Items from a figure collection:
☆ ☆ ☆ ☆ ☆ ☆ ☆
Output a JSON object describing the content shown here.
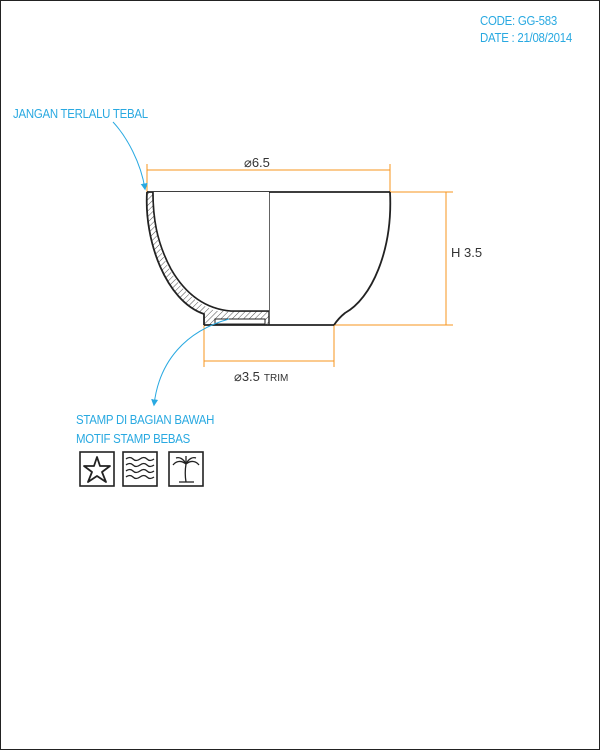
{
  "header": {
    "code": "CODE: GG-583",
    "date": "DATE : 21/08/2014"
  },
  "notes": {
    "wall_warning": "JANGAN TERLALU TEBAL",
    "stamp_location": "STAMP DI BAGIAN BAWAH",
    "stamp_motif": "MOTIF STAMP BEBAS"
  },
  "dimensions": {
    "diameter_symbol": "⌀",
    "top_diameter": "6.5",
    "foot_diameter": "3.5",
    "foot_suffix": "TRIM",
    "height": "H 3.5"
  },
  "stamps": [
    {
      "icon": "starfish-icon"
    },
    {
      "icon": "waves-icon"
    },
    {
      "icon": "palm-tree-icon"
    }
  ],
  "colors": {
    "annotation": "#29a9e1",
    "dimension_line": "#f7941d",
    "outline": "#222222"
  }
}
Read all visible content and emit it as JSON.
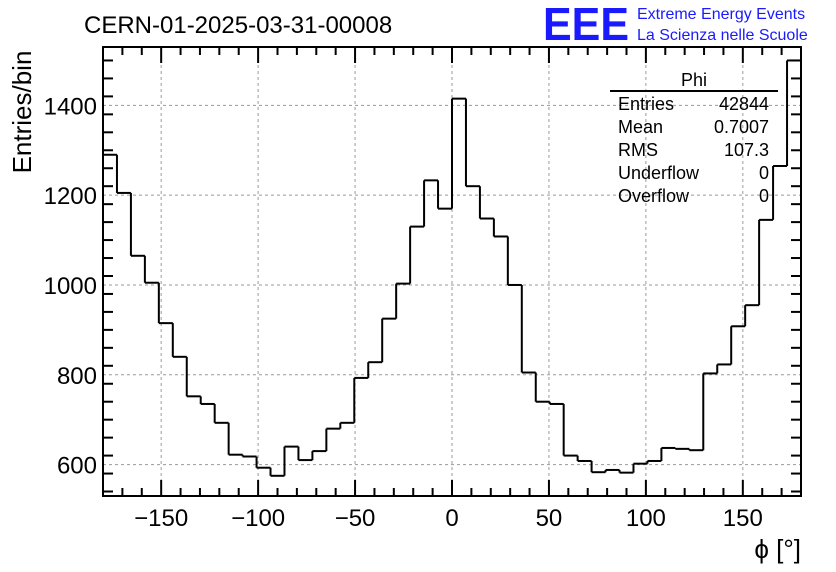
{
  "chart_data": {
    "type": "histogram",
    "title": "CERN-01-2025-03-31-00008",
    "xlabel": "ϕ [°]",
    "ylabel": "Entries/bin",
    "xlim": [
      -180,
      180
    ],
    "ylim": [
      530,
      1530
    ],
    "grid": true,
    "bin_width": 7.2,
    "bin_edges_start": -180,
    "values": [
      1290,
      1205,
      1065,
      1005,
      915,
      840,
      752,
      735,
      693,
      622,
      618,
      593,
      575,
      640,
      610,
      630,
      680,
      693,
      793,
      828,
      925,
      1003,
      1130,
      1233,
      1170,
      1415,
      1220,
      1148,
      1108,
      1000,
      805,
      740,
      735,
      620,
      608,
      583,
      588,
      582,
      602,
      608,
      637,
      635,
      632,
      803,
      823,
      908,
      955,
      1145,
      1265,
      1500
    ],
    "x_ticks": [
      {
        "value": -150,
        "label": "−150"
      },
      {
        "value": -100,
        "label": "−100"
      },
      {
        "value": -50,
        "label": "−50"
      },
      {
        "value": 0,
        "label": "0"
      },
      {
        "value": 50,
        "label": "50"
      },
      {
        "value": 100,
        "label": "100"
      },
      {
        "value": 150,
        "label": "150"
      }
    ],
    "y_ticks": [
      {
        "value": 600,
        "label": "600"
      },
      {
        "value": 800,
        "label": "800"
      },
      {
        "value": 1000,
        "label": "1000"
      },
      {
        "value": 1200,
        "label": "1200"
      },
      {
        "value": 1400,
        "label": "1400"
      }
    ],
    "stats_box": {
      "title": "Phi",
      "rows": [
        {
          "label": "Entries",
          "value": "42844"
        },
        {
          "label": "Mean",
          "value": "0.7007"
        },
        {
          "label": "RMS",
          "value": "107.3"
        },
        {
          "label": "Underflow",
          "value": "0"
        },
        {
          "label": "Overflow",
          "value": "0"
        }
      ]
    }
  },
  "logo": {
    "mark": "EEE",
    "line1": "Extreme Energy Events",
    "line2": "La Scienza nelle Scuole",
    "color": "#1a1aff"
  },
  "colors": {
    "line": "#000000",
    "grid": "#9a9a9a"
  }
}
☆ ☆ ☆ ☆ ☆ ☆ ☆
SHORT EXERCISE:
Omit each picture, then return all of the listing exactly as it stands.

FINISHED ANSWER:
Output a JSON object describing the content shown here.
{
  "header": {
    "code": "CODE: GG-583",
    "date": "DATE : 21/08/2014"
  },
  "notes": {
    "wall_warning": "JANGAN TERLALU TEBAL",
    "stamp_location": "STAMP DI BAGIAN BAWAH",
    "stamp_motif": "MOTIF STAMP BEBAS"
  },
  "dimensions": {
    "diameter_symbol": "⌀",
    "top_diameter": "6.5",
    "foot_diameter": "3.5",
    "foot_suffix": "TRIM",
    "height": "H 3.5"
  },
  "stamps": [
    {
      "icon": "starfish-icon"
    },
    {
      "icon": "waves-icon"
    },
    {
      "icon": "palm-tree-icon"
    }
  ],
  "colors": {
    "annotation": "#29a9e1",
    "dimension_line": "#f7941d",
    "outline": "#222222"
  }
}
Read all visible content and emit it as JSON.
{
  "chart_data": {
    "type": "histogram",
    "title": "CERN-01-2025-03-31-00008",
    "xlabel": "ϕ [°]",
    "ylabel": "Entries/bin",
    "xlim": [
      -180,
      180
    ],
    "ylim": [
      530,
      1530
    ],
    "grid": true,
    "bin_width": 7.2,
    "bin_edges_start": -180,
    "values": [
      1290,
      1205,
      1065,
      1005,
      915,
      840,
      752,
      735,
      693,
      622,
      618,
      593,
      575,
      640,
      610,
      630,
      680,
      693,
      793,
      828,
      925,
      1003,
      1130,
      1233,
      1170,
      1415,
      1220,
      1148,
      1108,
      1000,
      805,
      740,
      735,
      620,
      608,
      583,
      588,
      582,
      602,
      608,
      637,
      635,
      632,
      803,
      823,
      908,
      955,
      1145,
      1265,
      1500
    ],
    "x_ticks": [
      {
        "value": -150,
        "label": "−150"
      },
      {
        "value": -100,
        "label": "−100"
      },
      {
        "value": -50,
        "label": "−50"
      },
      {
        "value": 0,
        "label": "0"
      },
      {
        "value": 50,
        "label": "50"
      },
      {
        "value": 100,
        "label": "100"
      },
      {
        "value": 150,
        "label": "150"
      }
    ],
    "y_ticks": [
      {
        "value": 600,
        "label": "600"
      },
      {
        "value": 800,
        "label": "800"
      },
      {
        "value": 1000,
        "label": "1000"
      },
      {
        "value": 1200,
        "label": "1200"
      },
      {
        "value": 1400,
        "label": "1400"
      }
    ],
    "stats_box": {
      "title": "Phi",
      "rows": [
        {
          "label": "Entries",
          "value": "42844"
        },
        {
          "label": "Mean",
          "value": "0.7007"
        },
        {
          "label": "RMS",
          "value": "107.3"
        },
        {
          "label": "Underflow",
          "value": "0"
        },
        {
          "label": "Overflow",
          "value": "0"
        }
      ]
    }
  },
  "logo": {
    "mark": "EEE",
    "line1": "Extreme Energy Events",
    "line2": "La Scienza nelle Scuole",
    "color": "#1a1aff"
  },
  "colors": {
    "line": "#000000",
    "grid": "#9a9a9a"
  }
}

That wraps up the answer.